Copy out the following records line for line, without changing anything.

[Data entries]
>>>

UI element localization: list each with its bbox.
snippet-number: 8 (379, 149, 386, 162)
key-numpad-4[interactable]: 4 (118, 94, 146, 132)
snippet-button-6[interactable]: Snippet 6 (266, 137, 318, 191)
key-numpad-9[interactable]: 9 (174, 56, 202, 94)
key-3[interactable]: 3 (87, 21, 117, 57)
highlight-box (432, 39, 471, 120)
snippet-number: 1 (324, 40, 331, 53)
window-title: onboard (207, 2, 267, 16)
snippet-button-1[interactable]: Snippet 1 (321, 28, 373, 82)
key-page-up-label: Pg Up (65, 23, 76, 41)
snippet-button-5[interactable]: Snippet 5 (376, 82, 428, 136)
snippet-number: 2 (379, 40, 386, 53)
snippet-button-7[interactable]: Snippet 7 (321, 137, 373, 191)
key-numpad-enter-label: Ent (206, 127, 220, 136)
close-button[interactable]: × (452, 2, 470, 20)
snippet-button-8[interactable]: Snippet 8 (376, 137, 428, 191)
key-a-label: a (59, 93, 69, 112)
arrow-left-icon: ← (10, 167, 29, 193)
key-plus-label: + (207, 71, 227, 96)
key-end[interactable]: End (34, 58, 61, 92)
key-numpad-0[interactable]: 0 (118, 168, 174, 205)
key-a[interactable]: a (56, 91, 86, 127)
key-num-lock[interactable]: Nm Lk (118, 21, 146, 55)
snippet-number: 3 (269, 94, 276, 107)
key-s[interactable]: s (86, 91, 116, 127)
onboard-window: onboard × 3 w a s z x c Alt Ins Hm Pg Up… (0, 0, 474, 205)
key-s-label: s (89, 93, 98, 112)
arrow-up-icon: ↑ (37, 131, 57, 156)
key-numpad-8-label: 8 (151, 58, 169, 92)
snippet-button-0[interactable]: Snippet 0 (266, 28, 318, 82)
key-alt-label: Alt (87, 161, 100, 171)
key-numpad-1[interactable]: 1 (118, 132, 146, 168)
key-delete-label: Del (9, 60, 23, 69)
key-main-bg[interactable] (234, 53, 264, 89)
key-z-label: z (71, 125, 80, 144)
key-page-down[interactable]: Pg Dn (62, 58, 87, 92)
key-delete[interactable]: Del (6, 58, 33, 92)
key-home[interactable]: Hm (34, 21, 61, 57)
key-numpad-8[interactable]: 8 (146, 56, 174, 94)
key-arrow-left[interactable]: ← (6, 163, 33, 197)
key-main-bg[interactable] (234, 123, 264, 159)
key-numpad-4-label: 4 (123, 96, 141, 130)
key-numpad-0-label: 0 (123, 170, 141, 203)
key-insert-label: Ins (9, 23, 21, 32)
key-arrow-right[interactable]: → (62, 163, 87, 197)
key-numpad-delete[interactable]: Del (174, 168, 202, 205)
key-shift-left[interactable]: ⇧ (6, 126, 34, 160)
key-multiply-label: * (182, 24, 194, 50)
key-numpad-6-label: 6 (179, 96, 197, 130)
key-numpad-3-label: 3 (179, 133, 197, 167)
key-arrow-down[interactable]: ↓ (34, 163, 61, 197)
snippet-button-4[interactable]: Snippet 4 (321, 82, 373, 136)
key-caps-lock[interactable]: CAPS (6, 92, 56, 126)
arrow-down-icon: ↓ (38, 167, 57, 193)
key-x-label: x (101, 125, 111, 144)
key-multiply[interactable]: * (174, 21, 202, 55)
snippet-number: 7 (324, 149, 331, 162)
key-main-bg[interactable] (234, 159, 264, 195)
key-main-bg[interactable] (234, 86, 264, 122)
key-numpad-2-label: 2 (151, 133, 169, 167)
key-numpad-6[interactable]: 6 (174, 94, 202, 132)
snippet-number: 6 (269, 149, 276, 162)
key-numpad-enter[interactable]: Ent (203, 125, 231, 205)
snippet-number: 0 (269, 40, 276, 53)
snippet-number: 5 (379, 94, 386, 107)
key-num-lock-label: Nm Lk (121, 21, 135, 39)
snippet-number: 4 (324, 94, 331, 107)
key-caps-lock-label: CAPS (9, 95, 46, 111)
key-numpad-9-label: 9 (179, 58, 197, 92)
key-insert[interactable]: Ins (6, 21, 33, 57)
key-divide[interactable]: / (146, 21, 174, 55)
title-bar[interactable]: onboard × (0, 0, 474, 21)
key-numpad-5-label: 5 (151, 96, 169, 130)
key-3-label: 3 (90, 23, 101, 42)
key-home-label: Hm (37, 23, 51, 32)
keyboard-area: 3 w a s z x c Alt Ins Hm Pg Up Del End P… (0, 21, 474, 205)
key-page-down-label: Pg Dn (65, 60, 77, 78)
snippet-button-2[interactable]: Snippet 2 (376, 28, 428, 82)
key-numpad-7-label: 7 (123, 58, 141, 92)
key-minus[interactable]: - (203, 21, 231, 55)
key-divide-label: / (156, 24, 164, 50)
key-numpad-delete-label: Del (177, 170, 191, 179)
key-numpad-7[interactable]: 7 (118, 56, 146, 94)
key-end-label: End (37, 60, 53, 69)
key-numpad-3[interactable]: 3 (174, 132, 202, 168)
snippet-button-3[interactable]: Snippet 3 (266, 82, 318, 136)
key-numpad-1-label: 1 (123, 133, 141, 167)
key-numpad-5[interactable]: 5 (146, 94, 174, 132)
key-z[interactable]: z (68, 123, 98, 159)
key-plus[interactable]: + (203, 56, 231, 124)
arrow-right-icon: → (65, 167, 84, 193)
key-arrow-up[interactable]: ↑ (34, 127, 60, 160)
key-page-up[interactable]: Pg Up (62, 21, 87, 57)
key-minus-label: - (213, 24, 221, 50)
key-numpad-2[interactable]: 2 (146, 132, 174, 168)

<<<

**OUTPUT FOR THIS EXERCISE:**
UI element localization: list each with its bbox.
snippet-number: 8 (379, 149, 386, 162)
key-numpad-4[interactable]: 4 (118, 94, 146, 132)
snippet-button-6[interactable]: Snippet 6 (266, 137, 318, 191)
key-numpad-9[interactable]: 9 (174, 56, 202, 94)
key-3[interactable]: 3 (87, 21, 117, 57)
highlight-box (432, 39, 471, 120)
snippet-number: 1 (324, 40, 331, 53)
window-title: onboard (207, 2, 267, 16)
snippet-button-1[interactable]: Snippet 1 (321, 28, 373, 82)
key-page-up-label: Pg Up (65, 23, 76, 41)
snippet-button-5[interactable]: Snippet 5 (376, 82, 428, 136)
snippet-number: 2 (379, 40, 386, 53)
snippet-button-7[interactable]: Snippet 7 (321, 137, 373, 191)
key-numpad-enter-label: Ent (206, 127, 220, 136)
close-button[interactable]: × (452, 2, 470, 20)
snippet-button-8[interactable]: Snippet 8 (376, 137, 428, 191)
key-a-label: a (59, 93, 69, 112)
arrow-left-icon: ← (10, 167, 29, 193)
key-plus-label: + (207, 71, 227, 96)
key-end[interactable]: End (34, 58, 61, 92)
key-numpad-0[interactable]: 0 (118, 168, 174, 205)
key-a[interactable]: a (56, 91, 86, 127)
key-num-lock[interactable]: Nm Lk (118, 21, 146, 55)
snippet-number: 3 (269, 94, 276, 107)
key-s[interactable]: s (86, 91, 116, 127)
onboard-window: onboard × 3 w a s z x c Alt Ins Hm Pg Up… (0, 0, 474, 205)
key-s-label: s (89, 93, 98, 112)
arrow-up-icon: ↑ (37, 131, 57, 156)
key-numpad-8-label: 8 (151, 58, 169, 92)
snippet-button-0[interactable]: Snippet 0 (266, 28, 318, 82)
key-alt-label: Alt (87, 161, 100, 171)
key-numpad-1[interactable]: 1 (118, 132, 146, 168)
key-delete-label: Del (9, 60, 23, 69)
key-main-bg[interactable] (234, 53, 264, 89)
key-z-label: z (71, 125, 80, 144)
key-page-down[interactable]: Pg Dn (62, 58, 87, 92)
key-delete[interactable]: Del (6, 58, 33, 92)
key-home[interactable]: Hm (34, 21, 61, 57)
key-numpad-8[interactable]: 8 (146, 56, 174, 94)
key-arrow-left[interactable]: ← (6, 163, 33, 197)
key-main-bg[interactable] (234, 123, 264, 159)
key-numpad-4-label: 4 (123, 96, 141, 130)
key-numpad-0-label: 0 (123, 170, 141, 203)
key-insert-label: Ins (9, 23, 21, 32)
key-arrow-right[interactable]: → (62, 163, 87, 197)
key-numpad-delete[interactable]: Del (174, 168, 202, 205)
key-shift-left[interactable]: ⇧ (6, 126, 34, 160)
key-multiply-label: * (182, 24, 194, 50)
key-numpad-6-label: 6 (179, 96, 197, 130)
key-numpad-3-label: 3 (179, 133, 197, 167)
key-arrow-down[interactable]: ↓ (34, 163, 61, 197)
snippet-button-4[interactable]: Snippet 4 (321, 82, 373, 136)
key-caps-lock[interactable]: CAPS (6, 92, 56, 126)
arrow-down-icon: ↓ (38, 167, 57, 193)
key-x-label: x (101, 125, 111, 144)
key-multiply[interactable]: * (174, 21, 202, 55)
snippet-number: 7 (324, 149, 331, 162)
key-main-bg[interactable] (234, 159, 264, 195)
key-main-bg[interactable] (234, 86, 264, 122)
key-numpad-2-label: 2 (151, 133, 169, 167)
key-numpad-6[interactable]: 6 (174, 94, 202, 132)
snippet-number: 6 (269, 149, 276, 162)
key-numpad-enter[interactable]: Ent (203, 125, 231, 205)
snippet-number: 0 (269, 40, 276, 53)
snippet-number: 5 (379, 94, 386, 107)
key-num-lock-label: Nm Lk (121, 21, 135, 39)
snippet-number: 4 (324, 94, 331, 107)
key-caps-lock-label: CAPS (9, 95, 46, 111)
key-numpad-9-label: 9 (179, 58, 197, 92)
key-insert[interactable]: Ins (6, 21, 33, 57)
key-divide[interactable]: / (146, 21, 174, 55)
title-bar[interactable]: onboard × (0, 0, 474, 21)
key-numpad-5-label: 5 (151, 96, 169, 130)
key-3-label: 3 (90, 23, 101, 42)
key-home-label: Hm (37, 23, 51, 32)
keyboard-area: 3 w a s z x c Alt Ins Hm Pg Up Del End P… (0, 21, 474, 205)
key-page-down-label: Pg Dn (65, 60, 77, 78)
snippet-button-2[interactable]: Snippet 2 (376, 28, 428, 82)
key-numpad-7-label: 7 (123, 58, 141, 92)
key-minus[interactable]: - (203, 21, 231, 55)
key-divide-label: / (156, 24, 164, 50)
key-numpad-delete-label: Del (177, 170, 191, 179)
key-numpad-7[interactable]: 7 (118, 56, 146, 94)
key-end-label: End (37, 60, 53, 69)
key-numpad-3[interactable]: 3 (174, 132, 202, 168)
snippet-button-3[interactable]: Snippet 3 (266, 82, 318, 136)
key-numpad-1-label: 1 (123, 133, 141, 167)
key-numpad-5[interactable]: 5 (146, 94, 174, 132)
key-z[interactable]: z (68, 123, 98, 159)
key-plus[interactable]: + (203, 56, 231, 124)
arrow-right-icon: → (65, 167, 84, 193)
key-arrow-up[interactable]: ↑ (34, 127, 60, 160)
key-page-up[interactable]: Pg Up (62, 21, 87, 57)
key-minus-label: - (213, 24, 221, 50)
key-numpad-2[interactable]: 2 (146, 132, 174, 168)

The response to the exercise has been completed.